▸ 課題構成:
[1] 栗のケーキ作りの日記について、次の(a)〜(c)が内容と一致するかを判定せよ。各項目に「はい」または「いいえ」で答え、根拠となる原文の語句をそのまま引用すること。(a) 今回の栗の渋皮煮は満足のいく出来だった。(b) 栗のムースにはこしあんが加えられた。(c) 余ったムースはプリンカップに入れられた。
[2] 栗のケーキ作りの日記を、最後の文の後から書き継げ。

まくとぅーぷ

作ったお菓子のこと、読んだ本のこと、寄り道したカフェのこと。

いもくりぎんなん。

2017-09-23 20:40:58 | 日記


金曜の晩、ライブから帰って
やおら始めたケーキ作り。
とりあえずビスキュイだけでもと
思ったけど作り始めたら止まんない。
ムスメがハンドミキサーぶん回してる横で
粉計ってたりして。
おうちケーキ作りのゆるいのも楽しいんだよね。
そしていちいち二人して
あ、それいけないんだー、とか
いいつけよっと、とか言い合う。
誰にだよ。

栗の渋皮煮を満足に作れた試しがない。
今回もちょっと硬いし甘さは足りないし。
でも平気、牛乳と一緒にブレンダーで
ガガガッと回して
薩田商店の美味しいこしあんも入れて
鍋で温めたらゼラチン投入。
生クリームを泡立てて
温度下げた栗ベースにふんわり混ぜ込む。

っていうのをムスメがやってる間に
私はトヨ型に合わせてビスキュイをカット、
渋皮煮シロップをポンシュして型に敷き込み
冷凍庫にぽいっと。
ムースができたら冷凍庫から型を取り出し
ザサッと注いで底生地のせて再度冷凍庫。
余ったムースはプリンカップに入れて。

ムスメは何やら端切れビスキュイと
ムースを使ってこそこそプチアントルメ作成。

時刻は深夜未明。
ベッドに倒れ込む。

遅い時間に起きだして
熱いお風呂の半身浴で
やっと目が覚める。
ケーキを型ごと保冷バックに入れ
出発。

レイアウト座標データ:
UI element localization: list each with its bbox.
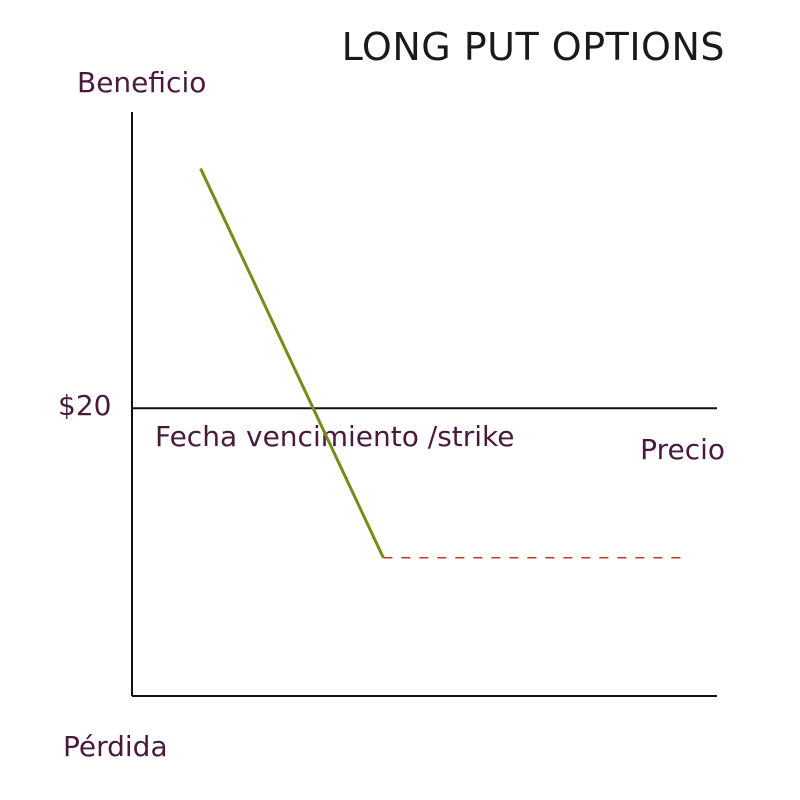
y-axis-label-profit: Beneficio bbox=[77, 66, 206, 99]
strike-label: Fecha vencimiento /strike bbox=[155, 420, 515, 453]
reference-value-label: $20 bbox=[58, 389, 111, 422]
y-axis-label-loss: Pérdida bbox=[63, 730, 168, 763]
payoff-solid-segment bbox=[199, 167, 385, 559]
x-axis-label: Precio bbox=[640, 433, 725, 466]
chart-title: LONG PUT OPTIONS bbox=[342, 25, 725, 69]
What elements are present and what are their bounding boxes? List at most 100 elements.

▸ 解答一覧:
[1]
(a) いいえ。「今回もちょっと硬いし甘さは足りないし。」
(b) はい。「薩田商店の美味しいこしあんも入れて」
(c) はい。「余ったムースはプリンカップに入れて。」

[2]
実家そばのバス停を降りたら
何やら懐かしいような
むせかえるような匂いが。
道端に落ちてるぎんなんに気づいて
うわ、もうそんな季節か、と
ムスメが顔をしかめる。


ふと見上げた樹には
鈴なりの薄オレンジの実。
姿だけなら可愛らしいじゃないの。

以前聞いた話では
ホームレスがこの時期に拾い
熟成させて洗って干した銀杏は
高級料亭に卸されて
何十万という収益になり
彼らはそれで1年分の暮らしを賄うと。
それを話して聞かせるとムスメは
でもそれって窃盗だよね、
だって公園の桜の樹から葉っぱを取ったら
窃盗なんだもんねという。
道に落ちてるんだからいいんじゃない?
あーそういうこと?
私なら下にビニールシート広げて
樹にケリ入れるね、というと
それは今度は傷害だよねという。

とか言ってる間に実家にたどり着く。
呼び鈴鳴らして出てきた母は
服の前が点々と濡れてて
「ごめん、今、顔洗った」だって。

ジムに行ってる父はもう直ぐ帰宅。
私はサルシッチャのサンドイッチを拵えようと
買ってきた豚肉を細切れにして塩を揉みこんだあと
まな板の上でばんばん叩く。
帰ってきた父は玄関開ける前から
その物騒な物音に気付いて
あ、チカちゃん来てるな、と
思ったらしい。

パンは駅で買ってきたふわふわ焼きたてパンドミ。
バターを塗り、ルッコラをたっぷり挟んで
サルシッチャとチーズを乗せる。
本当だ、ソーセージっぽいねと母。
好評で満足。

コーヒーを淹れる。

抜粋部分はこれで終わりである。